__WHAT YOU WILL DO__.
Below are some records: retype them all exactly, but not the pictures.

·····

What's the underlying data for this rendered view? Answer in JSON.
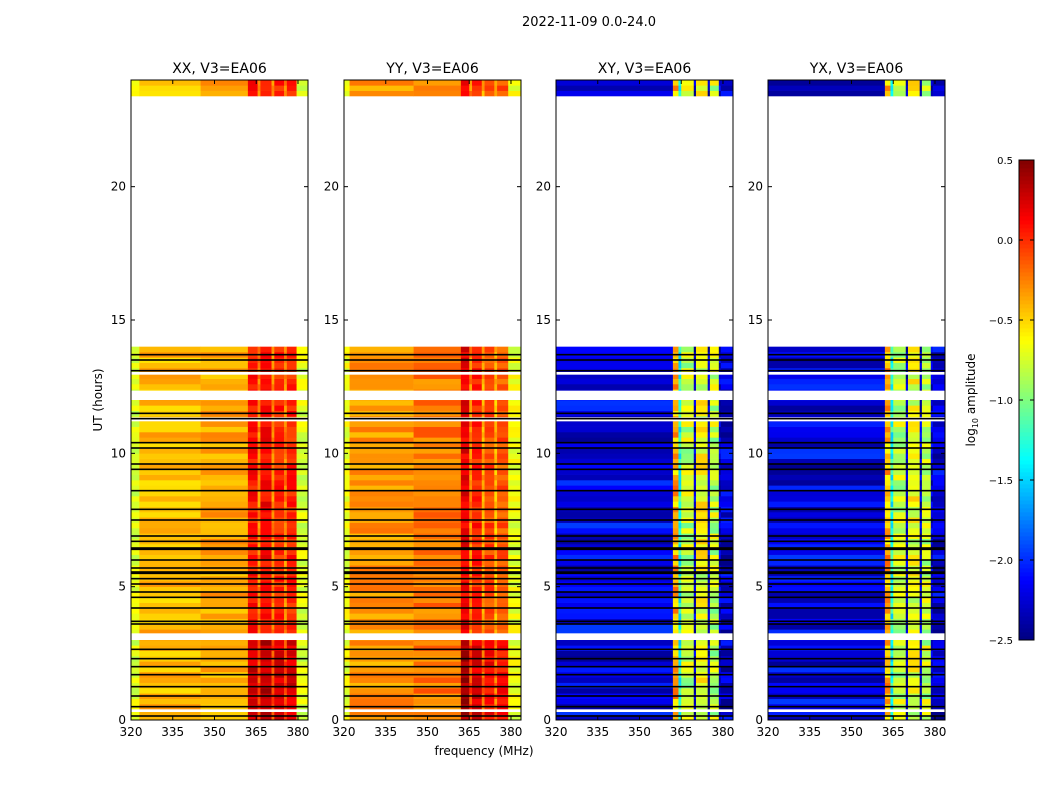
{
  "chart_data": {
    "type": "heatmap",
    "title": "2022-11-09 0.0-24.0",
    "xlabel": "frequency (MHz)",
    "ylabel": "UT (hours)",
    "xlim": [
      320,
      383.6
    ],
    "ylim": [
      0,
      24
    ],
    "xticks": [
      "320",
      "335",
      "350",
      "365",
      "380"
    ],
    "yticks": [
      "0",
      "5",
      "10",
      "15",
      "20"
    ],
    "colorbar": {
      "label": "log10 amplitude",
      "label_main": "log",
      "label_sub": "10",
      "label_rest": " amplitude",
      "range": [
        -2.5,
        0.5
      ],
      "ticks": [
        "0.5",
        "0.0",
        "−0.5",
        "−1.0",
        "−1.5",
        "−2.0",
        "−2.5"
      ],
      "colormap": "jet"
    },
    "data_time_ranges": [
      [
        0,
        14
      ],
      [
        23.4,
        24
      ]
    ],
    "blank_time_ranges": [
      [
        3.0,
        3.25
      ],
      [
        11.2,
        11.35
      ],
      [
        12.0,
        12.35
      ],
      [
        12.95,
        13.05
      ],
      [
        0.3,
        0.4
      ]
    ],
    "flagged_times": [
      0.15,
      0.5,
      0.9,
      1.25,
      1.7,
      2.0,
      2.3,
      2.65,
      3.6,
      3.7,
      4.2,
      4.6,
      4.8,
      5.1,
      5.3,
      5.5,
      5.55,
      5.7,
      6.0,
      6.4,
      6.45,
      6.7,
      6.9,
      7.5,
      7.9,
      8.6,
      9.4,
      9.6,
      10.2,
      10.4,
      11.3,
      11.5,
      13.1,
      13.5,
      13.7
    ],
    "panels": [
      {
        "title": "XX, V3=EA06",
        "segments": [
          [
            320,
            323,
            -0.75
          ],
          [
            323,
            345,
            -0.45
          ],
          [
            345,
            362,
            -0.4
          ],
          [
            362,
            365.5,
            0.05
          ],
          [
            365.5,
            366.5,
            -0.3
          ],
          [
            366.5,
            370.5,
            0.1
          ],
          [
            370.5,
            371.5,
            -0.3
          ],
          [
            371.5,
            375,
            0.0
          ],
          [
            375,
            376,
            -0.3
          ],
          [
            376,
            379.5,
            0.0
          ],
          [
            379.5,
            383.6,
            -0.75
          ]
        ]
      },
      {
        "title": "YY, V3=EA06",
        "segments": [
          [
            320,
            322,
            -0.7
          ],
          [
            322,
            345,
            -0.35
          ],
          [
            345,
            362,
            -0.25
          ],
          [
            362,
            365,
            0.15
          ],
          [
            365,
            366,
            -0.3
          ],
          [
            366,
            369.5,
            0.0
          ],
          [
            369.5,
            370.5,
            -0.4
          ],
          [
            370.5,
            374,
            -0.1
          ],
          [
            374,
            375,
            -0.45
          ],
          [
            375,
            379,
            -0.15
          ],
          [
            379,
            383.6,
            -0.7
          ]
        ]
      },
      {
        "title": "XY, V3=EA06",
        "segments": [
          [
            320,
            362,
            -2.3
          ],
          [
            362,
            364,
            -0.5
          ],
          [
            364,
            365,
            -1.4
          ],
          [
            365,
            369.5,
            -0.9
          ],
          [
            369.5,
            370.3,
            -2.4
          ],
          [
            370.3,
            374.5,
            -0.8
          ],
          [
            374.5,
            375.3,
            -2.4
          ],
          [
            375.3,
            378.5,
            -0.9
          ],
          [
            378.5,
            379.2,
            -2.4
          ],
          [
            379.2,
            383.6,
            -2.35
          ]
        ]
      },
      {
        "title": "YX, V3=EA06",
        "segments": [
          [
            320,
            362,
            -2.3
          ],
          [
            362,
            364,
            -0.5
          ],
          [
            364,
            365,
            -1.4
          ],
          [
            365,
            369.5,
            -0.9
          ],
          [
            369.5,
            370.3,
            -2.4
          ],
          [
            370.3,
            374.5,
            -0.8
          ],
          [
            374.5,
            375.3,
            -2.4
          ],
          [
            375.3,
            378.5,
            -0.9
          ],
          [
            378.5,
            379.2,
            -2.4
          ],
          [
            379.2,
            383.6,
            -2.35
          ]
        ]
      }
    ]
  }
}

·····

__RESULT FOR THIS EXERCISE__.
What's the underlying data for this rendered view? Answer in JSON.
{
  "chart_data": {
    "type": "heatmap",
    "title": "2022-11-09 0.0-24.0",
    "xlabel": "frequency (MHz)",
    "ylabel": "UT (hours)",
    "xlim": [
      320,
      383.6
    ],
    "ylim": [
      0,
      24
    ],
    "xticks": [
      "320",
      "335",
      "350",
      "365",
      "380"
    ],
    "yticks": [
      "0",
      "5",
      "10",
      "15",
      "20"
    ],
    "colorbar": {
      "label": "log10 amplitude",
      "label_main": "log",
      "label_sub": "10",
      "label_rest": " amplitude",
      "range": [
        -2.5,
        0.5
      ],
      "ticks": [
        "0.5",
        "0.0",
        "−0.5",
        "−1.0",
        "−1.5",
        "−2.0",
        "−2.5"
      ],
      "colormap": "jet"
    },
    "data_time_ranges": [
      [
        0,
        14
      ],
      [
        23.4,
        24
      ]
    ],
    "blank_time_ranges": [
      [
        3.0,
        3.25
      ],
      [
        11.2,
        11.35
      ],
      [
        12.0,
        12.35
      ],
      [
        12.95,
        13.05
      ],
      [
        0.3,
        0.4
      ]
    ],
    "flagged_times": [
      0.15,
      0.5,
      0.9,
      1.25,
      1.7,
      2.0,
      2.3,
      2.65,
      3.6,
      3.7,
      4.2,
      4.6,
      4.8,
      5.1,
      5.3,
      5.5,
      5.55,
      5.7,
      6.0,
      6.4,
      6.45,
      6.7,
      6.9,
      7.5,
      7.9,
      8.6,
      9.4,
      9.6,
      10.2,
      10.4,
      11.3,
      11.5,
      13.1,
      13.5,
      13.7
    ],
    "panels": [
      {
        "title": "XX, V3=EA06",
        "segments": [
          [
            320,
            323,
            -0.75
          ],
          [
            323,
            345,
            -0.45
          ],
          [
            345,
            362,
            -0.4
          ],
          [
            362,
            365.5,
            0.05
          ],
          [
            365.5,
            366.5,
            -0.3
          ],
          [
            366.5,
            370.5,
            0.1
          ],
          [
            370.5,
            371.5,
            -0.3
          ],
          [
            371.5,
            375,
            0.0
          ],
          [
            375,
            376,
            -0.3
          ],
          [
            376,
            379.5,
            0.0
          ],
          [
            379.5,
            383.6,
            -0.75
          ]
        ]
      },
      {
        "title": "YY, V3=EA06",
        "segments": [
          [
            320,
            322,
            -0.7
          ],
          [
            322,
            345,
            -0.35
          ],
          [
            345,
            362,
            -0.25
          ],
          [
            362,
            365,
            0.15
          ],
          [
            365,
            366,
            -0.3
          ],
          [
            366,
            369.5,
            0.0
          ],
          [
            369.5,
            370.5,
            -0.4
          ],
          [
            370.5,
            374,
            -0.1
          ],
          [
            374,
            375,
            -0.45
          ],
          [
            375,
            379,
            -0.15
          ],
          [
            379,
            383.6,
            -0.7
          ]
        ]
      },
      {
        "title": "XY, V3=EA06",
        "segments": [
          [
            320,
            362,
            -2.3
          ],
          [
            362,
            364,
            -0.5
          ],
          [
            364,
            365,
            -1.4
          ],
          [
            365,
            369.5,
            -0.9
          ],
          [
            369.5,
            370.3,
            -2.4
          ],
          [
            370.3,
            374.5,
            -0.8
          ],
          [
            374.5,
            375.3,
            -2.4
          ],
          [
            375.3,
            378.5,
            -0.9
          ],
          [
            378.5,
            379.2,
            -2.4
          ],
          [
            379.2,
            383.6,
            -2.35
          ]
        ]
      },
      {
        "title": "YX, V3=EA06",
        "segments": [
          [
            320,
            362,
            -2.3
          ],
          [
            362,
            364,
            -0.5
          ],
          [
            364,
            365,
            -1.4
          ],
          [
            365,
            369.5,
            -0.9
          ],
          [
            369.5,
            370.3,
            -2.4
          ],
          [
            370.3,
            374.5,
            -0.8
          ],
          [
            374.5,
            375.3,
            -2.4
          ],
          [
            375.3,
            378.5,
            -0.9
          ],
          [
            378.5,
            379.2,
            -2.4
          ],
          [
            379.2,
            383.6,
            -2.35
          ]
        ]
      }
    ]
  }
}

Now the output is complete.